### WHAT IS BEING ASKED
Can you print every record below exactly as written?

Data entries

===

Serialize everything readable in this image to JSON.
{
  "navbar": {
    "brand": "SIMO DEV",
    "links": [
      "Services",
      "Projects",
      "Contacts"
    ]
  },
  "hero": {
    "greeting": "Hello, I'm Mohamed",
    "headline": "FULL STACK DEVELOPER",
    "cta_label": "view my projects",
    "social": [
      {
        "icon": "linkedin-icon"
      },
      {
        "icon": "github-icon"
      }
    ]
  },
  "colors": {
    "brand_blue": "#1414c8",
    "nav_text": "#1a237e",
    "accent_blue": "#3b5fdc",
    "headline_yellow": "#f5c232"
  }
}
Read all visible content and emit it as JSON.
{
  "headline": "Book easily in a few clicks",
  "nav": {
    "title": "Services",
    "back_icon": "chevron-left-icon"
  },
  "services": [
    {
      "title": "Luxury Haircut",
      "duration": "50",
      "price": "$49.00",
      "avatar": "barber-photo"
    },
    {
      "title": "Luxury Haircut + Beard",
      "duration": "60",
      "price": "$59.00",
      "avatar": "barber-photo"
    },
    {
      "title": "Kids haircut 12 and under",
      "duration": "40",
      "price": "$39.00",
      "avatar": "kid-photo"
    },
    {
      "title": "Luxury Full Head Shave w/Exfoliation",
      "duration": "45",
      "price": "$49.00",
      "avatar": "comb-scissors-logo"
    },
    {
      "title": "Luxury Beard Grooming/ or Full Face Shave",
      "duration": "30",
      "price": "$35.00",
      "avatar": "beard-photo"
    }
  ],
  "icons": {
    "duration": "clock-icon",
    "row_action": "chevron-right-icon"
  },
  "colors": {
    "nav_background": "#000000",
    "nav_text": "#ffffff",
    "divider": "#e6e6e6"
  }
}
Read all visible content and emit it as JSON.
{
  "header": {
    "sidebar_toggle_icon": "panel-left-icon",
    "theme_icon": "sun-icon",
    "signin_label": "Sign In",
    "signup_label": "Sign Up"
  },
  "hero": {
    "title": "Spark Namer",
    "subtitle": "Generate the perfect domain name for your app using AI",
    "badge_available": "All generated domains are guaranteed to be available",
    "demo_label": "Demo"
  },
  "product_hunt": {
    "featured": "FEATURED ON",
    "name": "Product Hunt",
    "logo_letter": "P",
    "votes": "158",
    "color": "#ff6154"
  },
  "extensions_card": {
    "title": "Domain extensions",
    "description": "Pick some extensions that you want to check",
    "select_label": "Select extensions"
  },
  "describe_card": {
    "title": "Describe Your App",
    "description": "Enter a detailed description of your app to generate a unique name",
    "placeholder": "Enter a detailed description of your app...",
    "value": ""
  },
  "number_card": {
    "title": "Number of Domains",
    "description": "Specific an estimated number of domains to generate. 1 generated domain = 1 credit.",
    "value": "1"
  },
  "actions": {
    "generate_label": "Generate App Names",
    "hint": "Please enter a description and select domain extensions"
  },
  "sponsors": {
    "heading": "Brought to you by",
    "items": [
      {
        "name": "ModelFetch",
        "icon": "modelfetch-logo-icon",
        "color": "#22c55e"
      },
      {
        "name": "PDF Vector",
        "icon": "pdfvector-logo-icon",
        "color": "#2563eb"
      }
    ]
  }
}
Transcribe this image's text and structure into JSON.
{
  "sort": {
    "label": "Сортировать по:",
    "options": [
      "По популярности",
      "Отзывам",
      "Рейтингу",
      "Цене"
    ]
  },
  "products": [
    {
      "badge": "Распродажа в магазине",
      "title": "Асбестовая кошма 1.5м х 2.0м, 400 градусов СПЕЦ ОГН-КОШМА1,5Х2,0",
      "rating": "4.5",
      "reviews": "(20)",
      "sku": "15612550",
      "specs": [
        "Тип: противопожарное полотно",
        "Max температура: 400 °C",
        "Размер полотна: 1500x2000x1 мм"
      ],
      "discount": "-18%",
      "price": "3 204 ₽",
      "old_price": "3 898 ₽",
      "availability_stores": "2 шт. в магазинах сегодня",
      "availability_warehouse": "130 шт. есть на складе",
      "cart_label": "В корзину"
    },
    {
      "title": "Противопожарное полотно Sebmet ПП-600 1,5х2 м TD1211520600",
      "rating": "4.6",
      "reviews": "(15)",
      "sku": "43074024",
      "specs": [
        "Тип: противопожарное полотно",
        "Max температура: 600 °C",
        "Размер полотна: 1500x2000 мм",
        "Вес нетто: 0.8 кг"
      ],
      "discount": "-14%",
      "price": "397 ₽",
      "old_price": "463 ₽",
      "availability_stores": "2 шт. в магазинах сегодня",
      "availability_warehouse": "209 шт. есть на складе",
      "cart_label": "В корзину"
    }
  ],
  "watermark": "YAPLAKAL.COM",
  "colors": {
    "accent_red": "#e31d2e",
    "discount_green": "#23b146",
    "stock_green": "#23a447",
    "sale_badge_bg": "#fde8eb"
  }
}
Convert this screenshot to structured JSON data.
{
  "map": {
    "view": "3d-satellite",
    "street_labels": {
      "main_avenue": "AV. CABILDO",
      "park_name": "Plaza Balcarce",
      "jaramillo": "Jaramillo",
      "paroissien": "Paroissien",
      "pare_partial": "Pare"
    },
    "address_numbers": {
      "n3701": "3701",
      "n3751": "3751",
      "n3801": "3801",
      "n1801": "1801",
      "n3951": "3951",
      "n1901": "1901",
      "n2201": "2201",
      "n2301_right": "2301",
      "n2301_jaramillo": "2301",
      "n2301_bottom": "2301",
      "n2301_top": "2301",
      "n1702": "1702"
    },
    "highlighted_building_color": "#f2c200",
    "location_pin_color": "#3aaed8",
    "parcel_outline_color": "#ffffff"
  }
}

===

### ANSWER TO THIS PROBLEM
Serialize everything readable in this image to JSON.
{
  "navbar": {
    "brand": "SIMO DEV",
    "links": [
      "Services",
      "Projects",
      "Contacts"
    ]
  },
  "hero": {
    "greeting": "Hello, I'm Mohamed",
    "headline": "FULL STACK DEVELOPER",
    "cta_label": "view my projects",
    "social": [
      {
        "icon": "linkedin-icon"
      },
      {
        "icon": "github-icon"
      }
    ]
  },
  "colors": {
    "brand_blue": "#1414c8",
    "nav_text": "#1a237e",
    "accent_blue": "#3b5fdc",
    "headline_yellow": "#f5c232"
  }
}
Read all visible content and emit it as JSON.
{
  "headline": "Book easily in a few clicks",
  "nav": {
    "title": "Services",
    "back_icon": "chevron-left-icon"
  },
  "services": [
    {
      "title": "Luxury Haircut",
      "duration": "50",
      "price": "$49.00",
      "avatar": "barber-photo"
    },
    {
      "title": "Luxury Haircut + Beard",
      "duration": "60",
      "price": "$59.00",
      "avatar": "barber-photo"
    },
    {
      "title": "Kids haircut 12 and under",
      "duration": "40",
      "price": "$39.00",
      "avatar": "kid-photo"
    },
    {
      "title": "Luxury Full Head Shave w/Exfoliation",
      "duration": "45",
      "price": "$49.00",
      "avatar": "comb-scissors-logo"
    },
    {
      "title": "Luxury Beard Grooming/ or Full Face Shave",
      "duration": "30",
      "price": "$35.00",
      "avatar": "beard-photo"
    }
  ],
  "icons": {
    "duration": "clock-icon",
    "row_action": "chevron-right-icon"
  },
  "colors": {
    "nav_background": "#000000",
    "nav_text": "#ffffff",
    "divider": "#e6e6e6"
  }
}
Read all visible content and emit it as JSON.
{
  "header": {
    "sidebar_toggle_icon": "panel-left-icon",
    "theme_icon": "sun-icon",
    "signin_label": "Sign In",
    "signup_label": "Sign Up"
  },
  "hero": {
    "title": "Spark Namer",
    "subtitle": "Generate the perfect domain name for your app using AI",
    "badge_available": "All generated domains are guaranteed to be available",
    "demo_label": "Demo"
  },
  "product_hunt": {
    "featured": "FEATURED ON",
    "name": "Product Hunt",
    "logo_letter": "P",
    "votes": "158",
    "color": "#ff6154"
  },
  "extensions_card": {
    "title": "Domain extensions",
    "description": "Pick some extensions that you want to check",
    "select_label": "Select extensions"
  },
  "describe_card": {
    "title": "Describe Your App",
    "description": "Enter a detailed description of your app to generate a unique name",
    "placeholder": "Enter a detailed description of your app...",
    "value": ""
  },
  "number_card": {
    "title": "Number of Domains",
    "description": "Specific an estimated number of domains to generate. 1 generated domain = 1 credit.",
    "value": "1"
  },
  "actions": {
    "generate_label": "Generate App Names",
    "hint": "Please enter a description and select domain extensions"
  },
  "sponsors": {
    "heading": "Brought to you by",
    "items": [
      {
        "name": "ModelFetch",
        "icon": "modelfetch-logo-icon",
        "color": "#22c55e"
      },
      {
        "name": "PDF Vector",
        "icon": "pdfvector-logo-icon",
        "color": "#2563eb"
      }
    ]
  }
}
Transcribe this image's text and structure into JSON.
{
  "sort": {
    "label": "Сортировать по:",
    "options": [
      "По популярности",
      "Отзывам",
      "Рейтингу",
      "Цене"
    ]
  },
  "products": [
    {
      "badge": "Распродажа в магазине",
      "title": "Асбестовая кошма 1.5м х 2.0м, 400 градусов СПЕЦ ОГН-КОШМА1,5Х2,0",
      "rating": "4.5",
      "reviews": "(20)",
      "sku": "15612550",
      "specs": [
        "Тип: противопожарное полотно",
        "Max температура: 400 °C",
        "Размер полотна: 1500x2000x1 мм"
      ],
      "discount": "-18%",
      "price": "3 204 ₽",
      "old_price": "3 898 ₽",
      "availability_stores": "2 шт. в магазинах сегодня",
      "availability_warehouse": "130 шт. есть на складе",
      "cart_label": "В корзину"
    },
    {
      "title": "Противопожарное полотно Sebmet ПП-600 1,5х2 м TD1211520600",
      "rating": "4.6",
      "reviews": "(15)",
      "sku": "43074024",
      "specs": [
        "Тип: противопожарное полотно",
        "Max температура: 600 °C",
        "Размер полотна: 1500x2000 мм",
        "Вес нетто: 0.8 кг"
      ],
      "discount": "-14%",
      "price": "397 ₽",
      "old_price": "463 ₽",
      "availability_stores": "2 шт. в магазинах сегодня",
      "availability_warehouse": "209 шт. есть на складе",
      "cart_label": "В корзину"
    }
  ],
  "watermark": "YAPLAKAL.COM",
  "colors": {
    "accent_red": "#e31d2e",
    "discount_green": "#23b146",
    "stock_green": "#23a447",
    "sale_badge_bg": "#fde8eb"
  }
}
Convert this screenshot to structured JSON data.
{
  "map": {
    "view": "3d-satellite",
    "street_labels": {
      "main_avenue": "AV. CABILDO",
      "park_name": "Plaza Balcarce",
      "jaramillo": "Jaramillo",
      "paroissien": "Paroissien",
      "pare_partial": "Pare"
    },
    "address_numbers": {
      "n3701": "3701",
      "n3751": "3751",
      "n3801": "3801",
      "n1801": "1801",
      "n3951": "3951",
      "n1901": "1901",
      "n2201": "2201",
      "n2301_right": "2301",
      "n2301_jaramillo": "2301",
      "n2301_bottom": "2301",
      "n2301_top": "2301",
      "n1702": "1702"
    },
    "highlighted_building_color": "#f2c200",
    "location_pin_color": "#3aaed8",
    "parcel_outline_color": "#ffffff"
  }
}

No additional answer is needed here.